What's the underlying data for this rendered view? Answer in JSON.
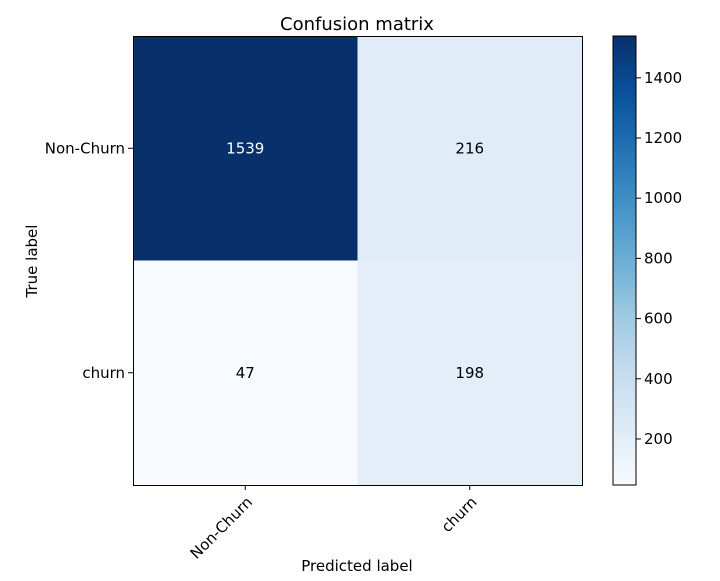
{
  "chart_data": {
    "type": "heatmap",
    "title": "Confusion matrix",
    "xlabel": "Predicted label",
    "ylabel": "True label",
    "x_categories": [
      "Non-Churn",
      "churn"
    ],
    "y_categories": [
      "Non-Churn",
      "churn"
    ],
    "values": [
      [
        1539,
        216
      ],
      [
        47,
        198
      ]
    ],
    "colormap": "Blues",
    "vmin": 47,
    "vmax": 1539,
    "colorbar_ticks": [
      200,
      400,
      600,
      800,
      1000,
      1200,
      1400
    ],
    "x_tick_rotation": 45,
    "text_colors": {
      "dark": "#ffffff",
      "light": "#000000"
    }
  }
}
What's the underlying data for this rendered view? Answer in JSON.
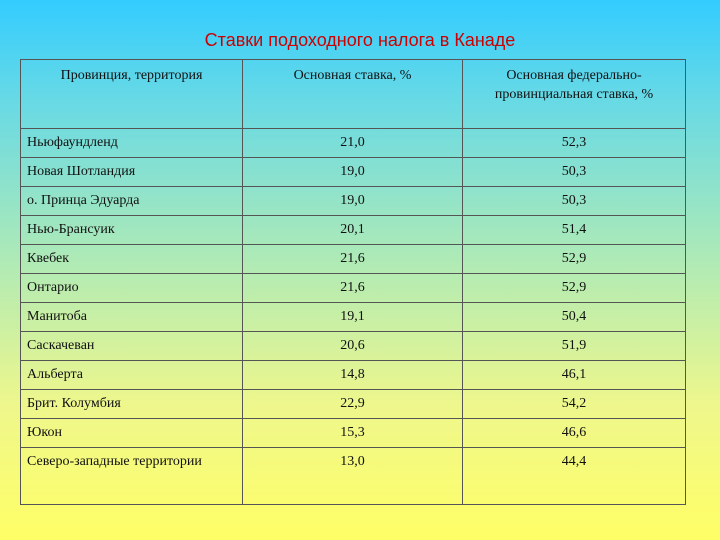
{
  "title": "Ставки подоходного налога в Канаде",
  "table": {
    "headers": [
      "Провинция, территория",
      "Основная ставка, %",
      "Основная федерально-провинциальная ставка, %"
    ],
    "rows": [
      {
        "province": "Ньюфаундленд",
        "base_rate": "21,0",
        "combined_rate": "52,3"
      },
      {
        "province": "Новая Шотландия",
        "base_rate": "19,0",
        "combined_rate": "50,3"
      },
      {
        "province": "о. Принца Эдуарда",
        "base_rate": "19,0",
        "combined_rate": "50,3"
      },
      {
        "province": "Нью-Брансуик",
        "base_rate": "20,1",
        "combined_rate": "51,4"
      },
      {
        "province": "Квебек",
        "base_rate": "21,6",
        "combined_rate": "52,9"
      },
      {
        "province": "Онтарио",
        "base_rate": "21,6",
        "combined_rate": "52,9"
      },
      {
        "province": "Манитоба",
        "base_rate": "19,1",
        "combined_rate": "50,4"
      },
      {
        "province": "Саскачеван",
        "base_rate": "20,6",
        "combined_rate": "51,9"
      },
      {
        "province": "Альберта",
        "base_rate": "14,8",
        "combined_rate": "46,1"
      },
      {
        "province": "Брит. Колумбия",
        "base_rate": "22,9",
        "combined_rate": "54,2"
      },
      {
        "province": "Юкон",
        "base_rate": "15,3",
        "combined_rate": "46,6"
      },
      {
        "province": "Северо-западные территории",
        "base_rate": "13,0",
        "combined_rate": "44,4"
      }
    ]
  }
}
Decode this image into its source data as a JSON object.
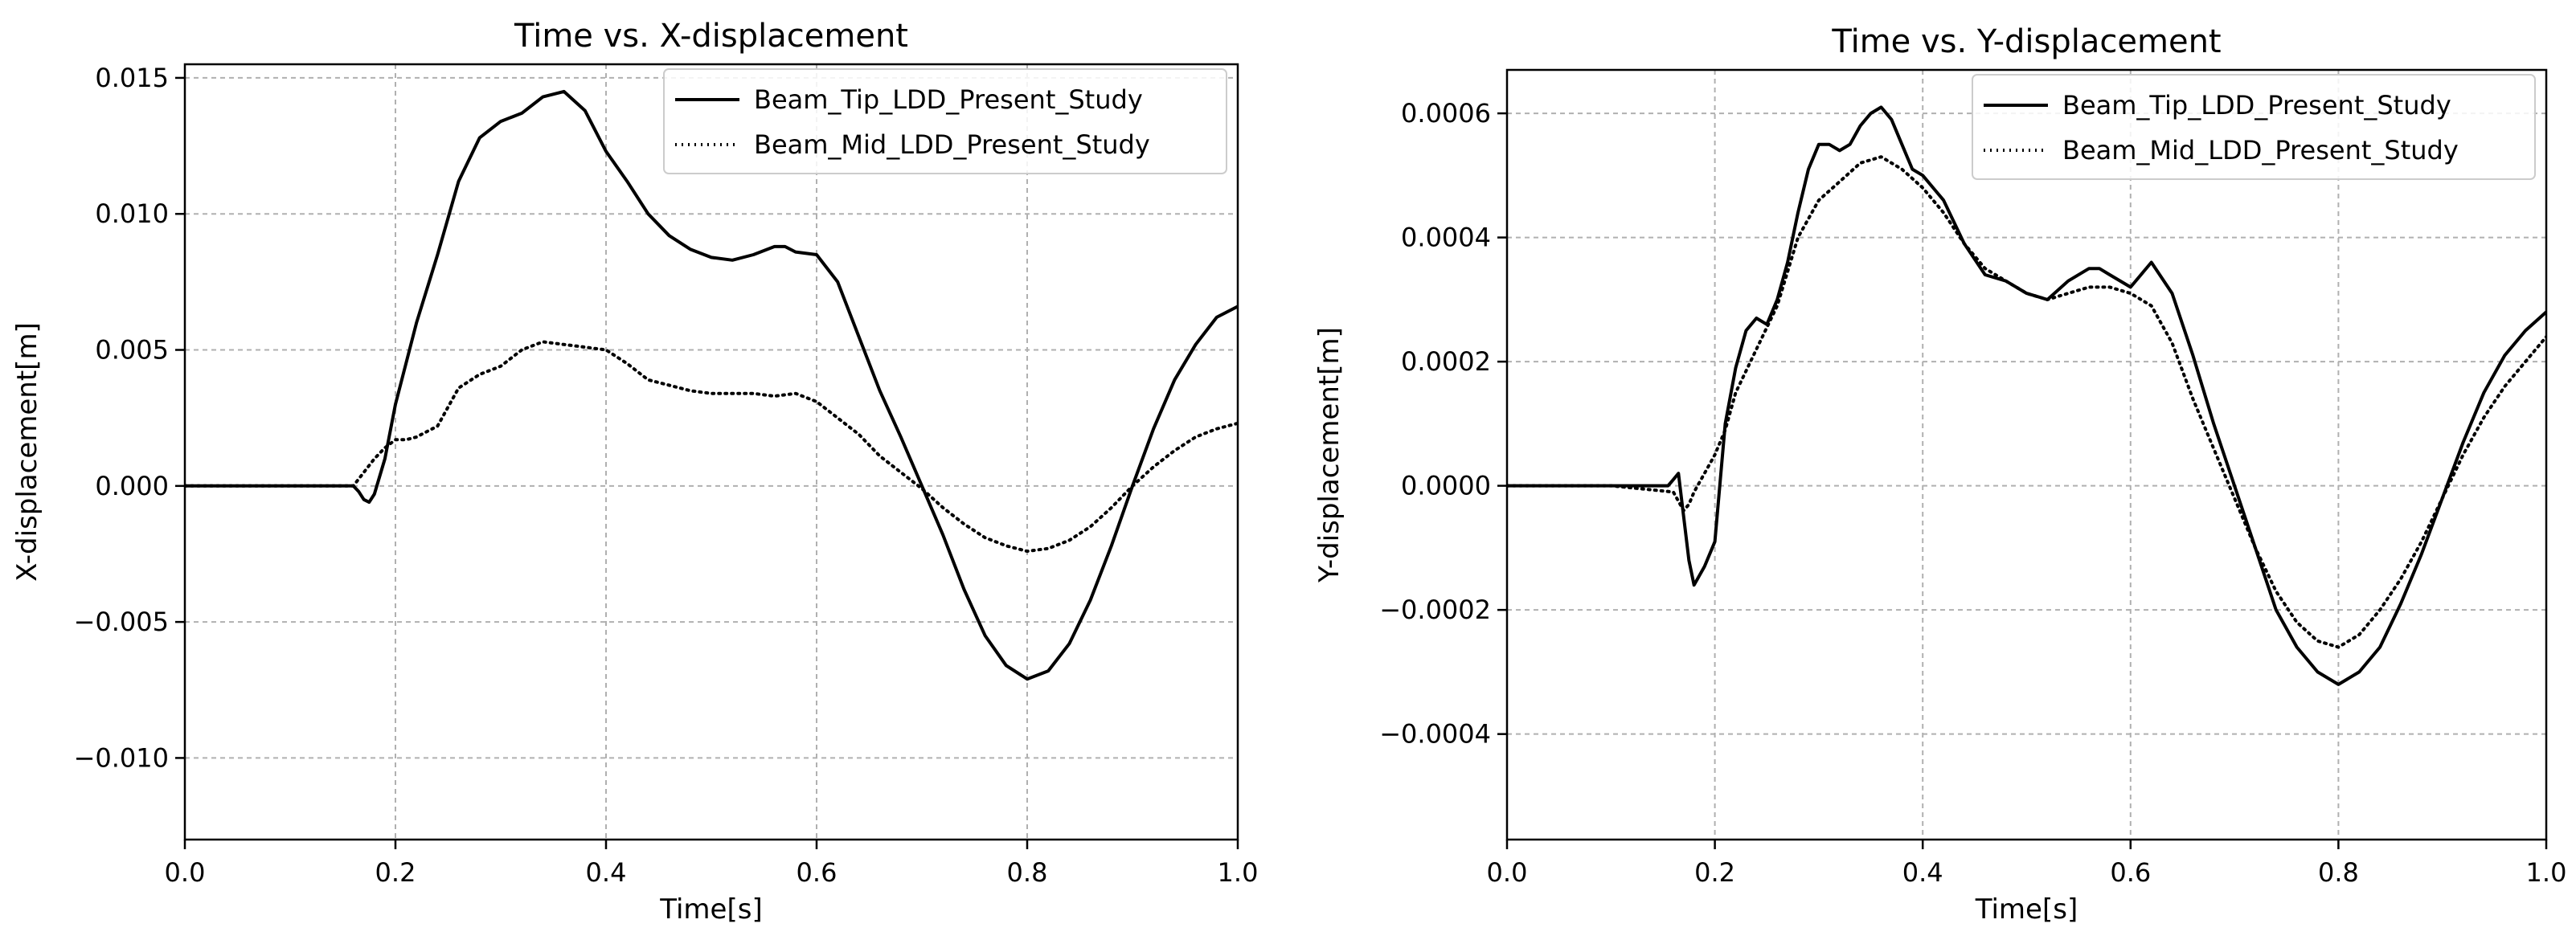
{
  "chart_data": [
    {
      "type": "line",
      "title": "Time vs. X-displacement",
      "xlabel": "Time[s]",
      "ylabel": "X-displacement[m]",
      "xlim": [
        0.0,
        1.0
      ],
      "ylim": [
        -0.013,
        0.0155
      ],
      "xticks": [
        0.0,
        0.2,
        0.4,
        0.6,
        0.8,
        1.0
      ],
      "xtick_labels": [
        "0.0",
        "0.2",
        "0.4",
        "0.6",
        "0.8",
        "1.0"
      ],
      "yticks": [
        -0.01,
        -0.005,
        0.0,
        0.005,
        0.01,
        0.015
      ],
      "ytick_labels": [
        "−0.010",
        "−0.005",
        "0.000",
        "0.005",
        "0.010",
        "0.015"
      ],
      "grid": true,
      "legend_position": "top-right",
      "series": [
        {
          "name": "Beam_Tip_LDD_Present_Study",
          "style": "solid",
          "color": "#000000",
          "x": [
            0.0,
            0.1,
            0.16,
            0.165,
            0.17,
            0.175,
            0.18,
            0.19,
            0.2,
            0.21,
            0.22,
            0.24,
            0.26,
            0.28,
            0.3,
            0.32,
            0.34,
            0.36,
            0.38,
            0.4,
            0.42,
            0.44,
            0.46,
            0.48,
            0.5,
            0.52,
            0.54,
            0.56,
            0.57,
            0.58,
            0.6,
            0.62,
            0.64,
            0.66,
            0.68,
            0.7,
            0.72,
            0.74,
            0.76,
            0.78,
            0.8,
            0.82,
            0.84,
            0.86,
            0.88,
            0.9,
            0.92,
            0.94,
            0.96,
            0.98,
            1.0
          ],
          "y": [
            0.0,
            0.0,
            0.0,
            -0.0002,
            -0.0005,
            -0.0006,
            -0.0003,
            0.001,
            0.003,
            0.0045,
            0.006,
            0.0085,
            0.0112,
            0.0128,
            0.0134,
            0.0137,
            0.0143,
            0.0145,
            0.0138,
            0.0123,
            0.0112,
            0.01,
            0.0092,
            0.0087,
            0.0084,
            0.0083,
            0.0085,
            0.0088,
            0.0088,
            0.0086,
            0.0085,
            0.0075,
            0.0055,
            0.0035,
            0.0018,
            0.0,
            -0.0018,
            -0.0038,
            -0.0055,
            -0.0066,
            -0.0071,
            -0.0068,
            -0.0058,
            -0.0042,
            -0.0022,
            0.0,
            0.0021,
            0.0039,
            0.0052,
            0.0062,
            0.0066
          ]
        },
        {
          "name": "Beam_Mid_LDD_Present_Study",
          "style": "dotted",
          "color": "#000000",
          "x": [
            0.0,
            0.1,
            0.16,
            0.17,
            0.18,
            0.19,
            0.2,
            0.21,
            0.22,
            0.24,
            0.26,
            0.28,
            0.3,
            0.32,
            0.34,
            0.36,
            0.38,
            0.4,
            0.42,
            0.44,
            0.46,
            0.48,
            0.5,
            0.52,
            0.54,
            0.56,
            0.58,
            0.6,
            0.62,
            0.64,
            0.66,
            0.68,
            0.7,
            0.72,
            0.74,
            0.76,
            0.78,
            0.8,
            0.82,
            0.84,
            0.86,
            0.88,
            0.9,
            0.92,
            0.94,
            0.96,
            0.98,
            1.0
          ],
          "y": [
            0.0,
            0.0,
            0.0,
            0.0005,
            0.001,
            0.0014,
            0.0017,
            0.0017,
            0.0018,
            0.0022,
            0.0036,
            0.0041,
            0.0044,
            0.005,
            0.0053,
            0.0052,
            0.0051,
            0.005,
            0.0045,
            0.0039,
            0.0037,
            0.0035,
            0.0034,
            0.0034,
            0.0034,
            0.0033,
            0.0034,
            0.0031,
            0.0025,
            0.0019,
            0.0011,
            0.0005,
            -0.0001,
            -0.0008,
            -0.0014,
            -0.0019,
            -0.0022,
            -0.0024,
            -0.0023,
            -0.002,
            -0.0015,
            -0.0008,
            0.0,
            0.0007,
            0.0013,
            0.0018,
            0.0021,
            0.0023
          ]
        }
      ]
    },
    {
      "type": "line",
      "title": "Time vs. Y-displacement",
      "xlabel": "Time[s]",
      "ylabel": "Y-displacement[m]",
      "xlim": [
        0.0,
        1.0
      ],
      "ylim": [
        -0.00057,
        0.00067
      ],
      "xticks": [
        0.0,
        0.2,
        0.4,
        0.6,
        0.8,
        1.0
      ],
      "xtick_labels": [
        "0.0",
        "0.2",
        "0.4",
        "0.6",
        "0.8",
        "1.0"
      ],
      "yticks": [
        -0.0004,
        -0.0002,
        0.0,
        0.0002,
        0.0004,
        0.0006
      ],
      "ytick_labels": [
        "−0.0004",
        "−0.0002",
        "0.0000",
        "0.0002",
        "0.0004",
        "0.0006"
      ],
      "grid": true,
      "legend_position": "top-right",
      "series": [
        {
          "name": "Beam_Tip_LDD_Present_Study",
          "style": "solid",
          "color": "#000000",
          "x": [
            0.0,
            0.1,
            0.155,
            0.16,
            0.165,
            0.17,
            0.175,
            0.18,
            0.19,
            0.2,
            0.21,
            0.22,
            0.23,
            0.24,
            0.25,
            0.26,
            0.27,
            0.28,
            0.29,
            0.3,
            0.31,
            0.32,
            0.33,
            0.34,
            0.35,
            0.36,
            0.37,
            0.38,
            0.39,
            0.4,
            0.42,
            0.44,
            0.46,
            0.48,
            0.5,
            0.52,
            0.54,
            0.56,
            0.57,
            0.58,
            0.6,
            0.62,
            0.64,
            0.66,
            0.68,
            0.7,
            0.72,
            0.74,
            0.76,
            0.78,
            0.8,
            0.82,
            0.84,
            0.86,
            0.88,
            0.9,
            0.92,
            0.94,
            0.96,
            0.98,
            1.0
          ],
          "y": [
            0.0,
            0.0,
            0.0,
            1e-05,
            2e-05,
            -5e-05,
            -0.00012,
            -0.00016,
            -0.00013,
            -9e-05,
            0.0001,
            0.00019,
            0.00025,
            0.00027,
            0.00026,
            0.0003,
            0.00036,
            0.00044,
            0.00051,
            0.00055,
            0.00055,
            0.00054,
            0.00055,
            0.00058,
            0.0006,
            0.00061,
            0.00059,
            0.00055,
            0.00051,
            0.0005,
            0.00046,
            0.00039,
            0.00034,
            0.00033,
            0.00031,
            0.0003,
            0.00033,
            0.00035,
            0.00035,
            0.00034,
            0.00032,
            0.00036,
            0.00031,
            0.00021,
            0.0001,
            0.0,
            -0.0001,
            -0.0002,
            -0.00026,
            -0.0003,
            -0.00032,
            -0.0003,
            -0.00026,
            -0.00019,
            -0.00011,
            -2e-05,
            7e-05,
            0.00015,
            0.00021,
            0.00025,
            0.00028
          ]
        },
        {
          "name": "Beam_Mid_LDD_Present_Study",
          "style": "dotted",
          "color": "#000000",
          "x": [
            0.0,
            0.1,
            0.16,
            0.17,
            0.175,
            0.18,
            0.19,
            0.2,
            0.21,
            0.22,
            0.24,
            0.26,
            0.28,
            0.3,
            0.32,
            0.34,
            0.36,
            0.38,
            0.4,
            0.42,
            0.44,
            0.46,
            0.48,
            0.5,
            0.52,
            0.54,
            0.56,
            0.58,
            0.6,
            0.62,
            0.64,
            0.66,
            0.68,
            0.7,
            0.72,
            0.74,
            0.76,
            0.78,
            0.8,
            0.82,
            0.84,
            0.86,
            0.88,
            0.9,
            0.92,
            0.94,
            0.96,
            0.98,
            1.0
          ],
          "y": [
            0.0,
            0.0,
            -1e-05,
            -4e-05,
            -3e-05,
            -1e-05,
            2e-05,
            5e-05,
            9e-05,
            0.00015,
            0.00022,
            0.00029,
            0.0004,
            0.00046,
            0.00049,
            0.00052,
            0.00053,
            0.00051,
            0.00048,
            0.00044,
            0.00039,
            0.00035,
            0.00033,
            0.00031,
            0.0003,
            0.00031,
            0.00032,
            0.00032,
            0.00031,
            0.00029,
            0.00023,
            0.00014,
            6e-05,
            -2e-05,
            -0.0001,
            -0.00017,
            -0.00022,
            -0.00025,
            -0.00026,
            -0.00024,
            -0.0002,
            -0.00015,
            -9e-05,
            -2e-05,
            5e-05,
            0.00011,
            0.00016,
            0.0002,
            0.00024
          ]
        }
      ]
    }
  ]
}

Directive:
Count how many lines above include the word "title" and answer with that figure only.

Answer for this exercise:
4